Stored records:
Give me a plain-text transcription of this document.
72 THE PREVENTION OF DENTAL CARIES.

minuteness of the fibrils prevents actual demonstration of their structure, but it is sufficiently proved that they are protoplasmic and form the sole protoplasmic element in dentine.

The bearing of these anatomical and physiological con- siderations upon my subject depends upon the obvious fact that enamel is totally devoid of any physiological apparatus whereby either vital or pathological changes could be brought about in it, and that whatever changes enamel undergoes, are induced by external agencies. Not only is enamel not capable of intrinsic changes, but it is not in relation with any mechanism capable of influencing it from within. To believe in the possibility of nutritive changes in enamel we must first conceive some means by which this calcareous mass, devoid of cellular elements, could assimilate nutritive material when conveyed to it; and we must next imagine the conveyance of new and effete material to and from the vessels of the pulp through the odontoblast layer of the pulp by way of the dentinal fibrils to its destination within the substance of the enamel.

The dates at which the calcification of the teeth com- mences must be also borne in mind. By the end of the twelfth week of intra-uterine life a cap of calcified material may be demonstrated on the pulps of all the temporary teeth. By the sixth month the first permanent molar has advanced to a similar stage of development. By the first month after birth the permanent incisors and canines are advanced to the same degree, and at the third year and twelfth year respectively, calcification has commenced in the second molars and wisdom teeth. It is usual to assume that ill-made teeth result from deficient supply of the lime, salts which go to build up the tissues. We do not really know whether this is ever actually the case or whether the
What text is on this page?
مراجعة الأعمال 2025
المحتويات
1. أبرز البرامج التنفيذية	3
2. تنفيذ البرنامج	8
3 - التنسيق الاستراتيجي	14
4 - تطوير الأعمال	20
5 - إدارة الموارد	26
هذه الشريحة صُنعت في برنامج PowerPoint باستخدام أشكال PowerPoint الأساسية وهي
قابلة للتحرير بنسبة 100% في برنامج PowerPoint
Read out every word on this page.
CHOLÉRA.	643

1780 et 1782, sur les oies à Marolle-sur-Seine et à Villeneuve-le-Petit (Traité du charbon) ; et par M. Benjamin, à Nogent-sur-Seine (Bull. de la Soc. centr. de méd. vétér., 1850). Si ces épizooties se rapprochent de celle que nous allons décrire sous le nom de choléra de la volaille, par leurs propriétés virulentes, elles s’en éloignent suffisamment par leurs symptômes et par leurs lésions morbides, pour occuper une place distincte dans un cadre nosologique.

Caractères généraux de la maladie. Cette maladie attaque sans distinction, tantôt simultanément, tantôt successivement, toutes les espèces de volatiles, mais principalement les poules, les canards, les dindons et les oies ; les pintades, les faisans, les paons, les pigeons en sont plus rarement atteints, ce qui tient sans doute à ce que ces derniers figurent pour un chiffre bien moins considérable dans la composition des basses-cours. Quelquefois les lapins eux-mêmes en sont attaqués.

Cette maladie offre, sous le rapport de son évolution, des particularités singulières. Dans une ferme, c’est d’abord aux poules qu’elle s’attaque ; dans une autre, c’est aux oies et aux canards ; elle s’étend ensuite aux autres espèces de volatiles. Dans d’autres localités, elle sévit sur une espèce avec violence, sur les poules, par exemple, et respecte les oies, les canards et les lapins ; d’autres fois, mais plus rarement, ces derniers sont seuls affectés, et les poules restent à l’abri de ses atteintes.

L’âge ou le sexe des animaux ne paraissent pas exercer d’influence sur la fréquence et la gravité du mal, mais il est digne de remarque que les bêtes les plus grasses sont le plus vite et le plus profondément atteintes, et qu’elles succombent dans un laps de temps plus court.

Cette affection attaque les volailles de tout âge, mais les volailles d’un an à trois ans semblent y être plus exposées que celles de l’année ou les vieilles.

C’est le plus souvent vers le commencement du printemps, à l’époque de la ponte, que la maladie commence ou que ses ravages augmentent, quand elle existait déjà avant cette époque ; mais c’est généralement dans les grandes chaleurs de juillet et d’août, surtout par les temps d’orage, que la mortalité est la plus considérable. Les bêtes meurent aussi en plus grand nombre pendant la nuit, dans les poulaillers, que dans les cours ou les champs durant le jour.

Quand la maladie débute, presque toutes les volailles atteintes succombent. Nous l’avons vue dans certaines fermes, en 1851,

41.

#### [STATED TASK]
Copy each line of the records containing the string "toutes".

#### [THE ANSWER]
Caractères généraux de la maladie. Cette maladie attaque sans distinction, tantôt simultanément, tantôt successivement, toutes les espèces de volatiles, mais principalement les poules, les canards, les dindons et les oies ; les pintades, les faisans, les paons, les pigeons en sont plus rarement atteints, ce qui tient sans doute à ce que ces derniers figurent pour un chiffre bien moins considérable dans la composition des basses-cours. Quelquefois les lapins eux-mêmes en sont attaqués.
Quand la maladie débute, presque toutes les volailles atteintes succombent. Nous l’avons vue dans certaines fermes, en 1851,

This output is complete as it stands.